# Set task
Report how many lines in the listing below include the word "silica". Write nothing besides the number.

Entries from a dataset
--- START ---
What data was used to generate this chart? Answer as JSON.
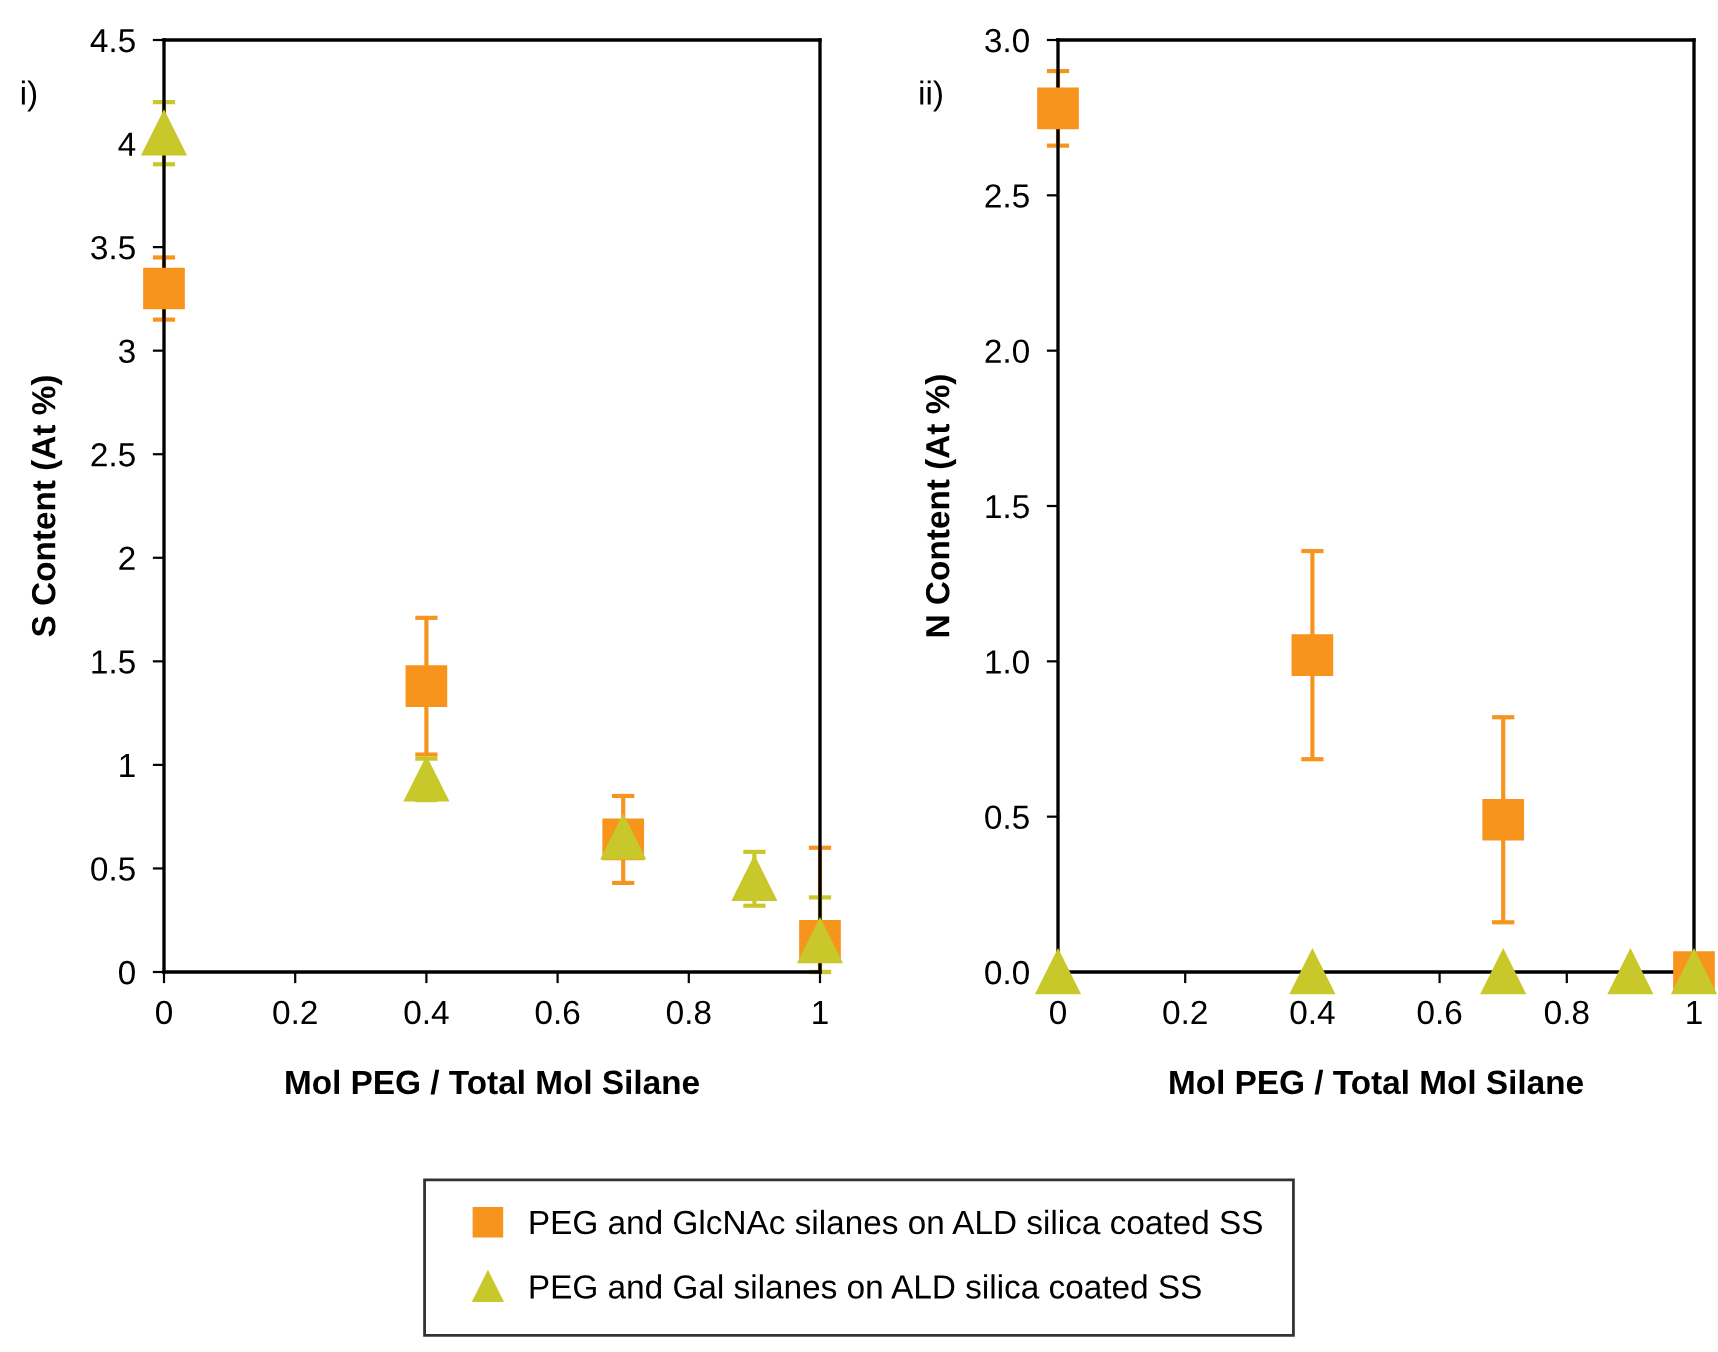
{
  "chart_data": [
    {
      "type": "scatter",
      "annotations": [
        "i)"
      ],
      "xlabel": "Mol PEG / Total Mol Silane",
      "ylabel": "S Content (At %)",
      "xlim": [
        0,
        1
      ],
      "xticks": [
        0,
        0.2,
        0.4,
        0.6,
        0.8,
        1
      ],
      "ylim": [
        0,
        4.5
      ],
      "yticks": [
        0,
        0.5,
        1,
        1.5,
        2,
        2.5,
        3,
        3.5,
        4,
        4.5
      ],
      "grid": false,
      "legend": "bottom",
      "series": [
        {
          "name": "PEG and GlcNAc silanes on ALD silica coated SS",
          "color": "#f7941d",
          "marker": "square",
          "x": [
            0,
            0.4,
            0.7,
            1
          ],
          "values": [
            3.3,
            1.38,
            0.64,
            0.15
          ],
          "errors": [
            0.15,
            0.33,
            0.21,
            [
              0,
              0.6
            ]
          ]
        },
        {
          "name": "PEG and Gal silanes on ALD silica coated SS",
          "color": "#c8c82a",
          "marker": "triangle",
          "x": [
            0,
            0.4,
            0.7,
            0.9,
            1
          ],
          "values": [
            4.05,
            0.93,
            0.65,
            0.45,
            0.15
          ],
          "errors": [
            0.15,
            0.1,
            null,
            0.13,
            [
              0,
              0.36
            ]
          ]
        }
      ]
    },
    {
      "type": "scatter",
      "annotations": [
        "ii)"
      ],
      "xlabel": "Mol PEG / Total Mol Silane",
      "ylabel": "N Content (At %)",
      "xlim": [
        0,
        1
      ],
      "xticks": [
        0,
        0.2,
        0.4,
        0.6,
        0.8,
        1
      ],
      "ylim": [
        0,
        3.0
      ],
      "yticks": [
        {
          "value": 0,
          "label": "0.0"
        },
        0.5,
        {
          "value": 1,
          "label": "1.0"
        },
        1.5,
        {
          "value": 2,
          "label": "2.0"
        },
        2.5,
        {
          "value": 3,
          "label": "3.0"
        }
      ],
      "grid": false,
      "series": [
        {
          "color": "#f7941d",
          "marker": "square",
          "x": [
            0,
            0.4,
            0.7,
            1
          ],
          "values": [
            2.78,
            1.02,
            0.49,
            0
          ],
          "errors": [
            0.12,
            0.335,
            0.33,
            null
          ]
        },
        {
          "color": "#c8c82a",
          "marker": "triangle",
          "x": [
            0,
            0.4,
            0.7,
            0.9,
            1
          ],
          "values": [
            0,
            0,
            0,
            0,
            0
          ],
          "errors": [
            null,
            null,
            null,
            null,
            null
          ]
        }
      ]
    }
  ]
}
--- END ---
--- START ---
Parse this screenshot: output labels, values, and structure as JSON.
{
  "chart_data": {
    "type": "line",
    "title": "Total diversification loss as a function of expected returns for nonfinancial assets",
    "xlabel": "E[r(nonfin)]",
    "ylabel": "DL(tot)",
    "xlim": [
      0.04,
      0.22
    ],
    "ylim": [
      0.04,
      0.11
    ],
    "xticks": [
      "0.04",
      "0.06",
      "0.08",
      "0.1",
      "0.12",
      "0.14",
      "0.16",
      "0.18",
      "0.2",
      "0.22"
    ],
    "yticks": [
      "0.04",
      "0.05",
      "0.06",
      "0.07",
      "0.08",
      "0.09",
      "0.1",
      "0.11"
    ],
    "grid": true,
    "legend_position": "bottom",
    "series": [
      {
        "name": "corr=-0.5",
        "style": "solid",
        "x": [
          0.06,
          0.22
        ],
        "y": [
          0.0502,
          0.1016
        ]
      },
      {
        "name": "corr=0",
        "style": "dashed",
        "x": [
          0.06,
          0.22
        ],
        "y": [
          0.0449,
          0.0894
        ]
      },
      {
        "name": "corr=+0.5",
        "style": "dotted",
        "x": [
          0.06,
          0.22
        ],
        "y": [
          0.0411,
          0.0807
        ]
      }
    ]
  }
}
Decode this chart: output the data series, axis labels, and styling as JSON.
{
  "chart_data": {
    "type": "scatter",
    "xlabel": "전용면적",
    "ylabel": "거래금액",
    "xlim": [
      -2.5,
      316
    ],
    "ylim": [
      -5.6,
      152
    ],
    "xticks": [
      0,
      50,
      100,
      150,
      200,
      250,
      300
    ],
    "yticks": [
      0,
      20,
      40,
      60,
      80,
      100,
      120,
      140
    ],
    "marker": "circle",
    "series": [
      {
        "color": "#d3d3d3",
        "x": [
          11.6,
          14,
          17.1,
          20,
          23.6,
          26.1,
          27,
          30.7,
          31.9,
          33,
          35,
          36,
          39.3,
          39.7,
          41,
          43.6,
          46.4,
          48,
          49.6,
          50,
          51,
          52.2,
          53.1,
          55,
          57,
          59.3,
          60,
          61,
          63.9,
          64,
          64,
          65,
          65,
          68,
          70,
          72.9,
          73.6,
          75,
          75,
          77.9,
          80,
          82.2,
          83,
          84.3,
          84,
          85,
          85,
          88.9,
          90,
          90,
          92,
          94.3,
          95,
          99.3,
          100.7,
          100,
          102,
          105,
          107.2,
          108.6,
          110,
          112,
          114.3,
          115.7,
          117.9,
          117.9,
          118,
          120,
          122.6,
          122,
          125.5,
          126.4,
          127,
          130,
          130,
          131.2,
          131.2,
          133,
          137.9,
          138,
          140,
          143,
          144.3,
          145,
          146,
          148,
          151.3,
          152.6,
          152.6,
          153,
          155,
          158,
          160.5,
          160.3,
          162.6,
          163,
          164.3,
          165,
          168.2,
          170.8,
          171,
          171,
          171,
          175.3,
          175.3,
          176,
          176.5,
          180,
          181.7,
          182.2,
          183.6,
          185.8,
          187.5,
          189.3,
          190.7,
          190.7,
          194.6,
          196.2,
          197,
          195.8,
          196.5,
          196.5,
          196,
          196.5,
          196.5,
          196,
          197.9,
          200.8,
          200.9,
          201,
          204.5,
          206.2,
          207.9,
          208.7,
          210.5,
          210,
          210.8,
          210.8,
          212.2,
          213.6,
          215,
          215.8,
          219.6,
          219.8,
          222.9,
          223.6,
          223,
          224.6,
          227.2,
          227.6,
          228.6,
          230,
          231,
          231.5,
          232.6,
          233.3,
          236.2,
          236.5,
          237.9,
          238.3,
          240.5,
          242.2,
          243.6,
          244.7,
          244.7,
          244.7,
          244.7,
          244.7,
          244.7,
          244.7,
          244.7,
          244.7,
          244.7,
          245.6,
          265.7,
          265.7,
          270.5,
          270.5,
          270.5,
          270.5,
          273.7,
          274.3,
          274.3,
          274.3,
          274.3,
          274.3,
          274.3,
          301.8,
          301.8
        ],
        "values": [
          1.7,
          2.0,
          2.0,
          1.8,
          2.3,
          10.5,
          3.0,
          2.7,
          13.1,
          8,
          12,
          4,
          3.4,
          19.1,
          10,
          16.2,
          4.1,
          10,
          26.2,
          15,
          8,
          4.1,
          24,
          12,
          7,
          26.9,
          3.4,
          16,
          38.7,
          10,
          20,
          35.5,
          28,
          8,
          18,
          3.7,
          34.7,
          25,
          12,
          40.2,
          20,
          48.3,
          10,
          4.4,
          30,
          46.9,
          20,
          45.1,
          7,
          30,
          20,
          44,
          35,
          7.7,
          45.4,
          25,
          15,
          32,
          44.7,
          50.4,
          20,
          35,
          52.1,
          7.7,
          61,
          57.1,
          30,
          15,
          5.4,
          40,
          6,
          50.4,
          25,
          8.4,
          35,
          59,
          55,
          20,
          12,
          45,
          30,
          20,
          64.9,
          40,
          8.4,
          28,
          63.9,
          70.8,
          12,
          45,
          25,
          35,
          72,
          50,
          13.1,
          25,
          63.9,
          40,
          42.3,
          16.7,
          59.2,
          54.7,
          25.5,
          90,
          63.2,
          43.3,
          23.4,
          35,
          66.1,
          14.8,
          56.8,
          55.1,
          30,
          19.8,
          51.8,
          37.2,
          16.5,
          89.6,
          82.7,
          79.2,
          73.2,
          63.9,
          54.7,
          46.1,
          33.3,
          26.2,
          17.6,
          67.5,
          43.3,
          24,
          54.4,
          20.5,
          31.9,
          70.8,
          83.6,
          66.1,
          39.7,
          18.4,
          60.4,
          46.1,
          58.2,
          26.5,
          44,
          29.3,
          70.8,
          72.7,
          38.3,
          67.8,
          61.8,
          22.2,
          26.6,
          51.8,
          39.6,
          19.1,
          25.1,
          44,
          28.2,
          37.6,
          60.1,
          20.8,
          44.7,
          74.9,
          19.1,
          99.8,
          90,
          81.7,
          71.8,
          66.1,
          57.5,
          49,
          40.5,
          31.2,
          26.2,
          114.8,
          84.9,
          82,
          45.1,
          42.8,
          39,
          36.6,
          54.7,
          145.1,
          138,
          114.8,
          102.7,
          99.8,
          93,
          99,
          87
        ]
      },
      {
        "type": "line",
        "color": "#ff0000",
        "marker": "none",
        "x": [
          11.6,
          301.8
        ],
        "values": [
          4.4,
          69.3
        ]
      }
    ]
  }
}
--- END ---
# Reply to the task
2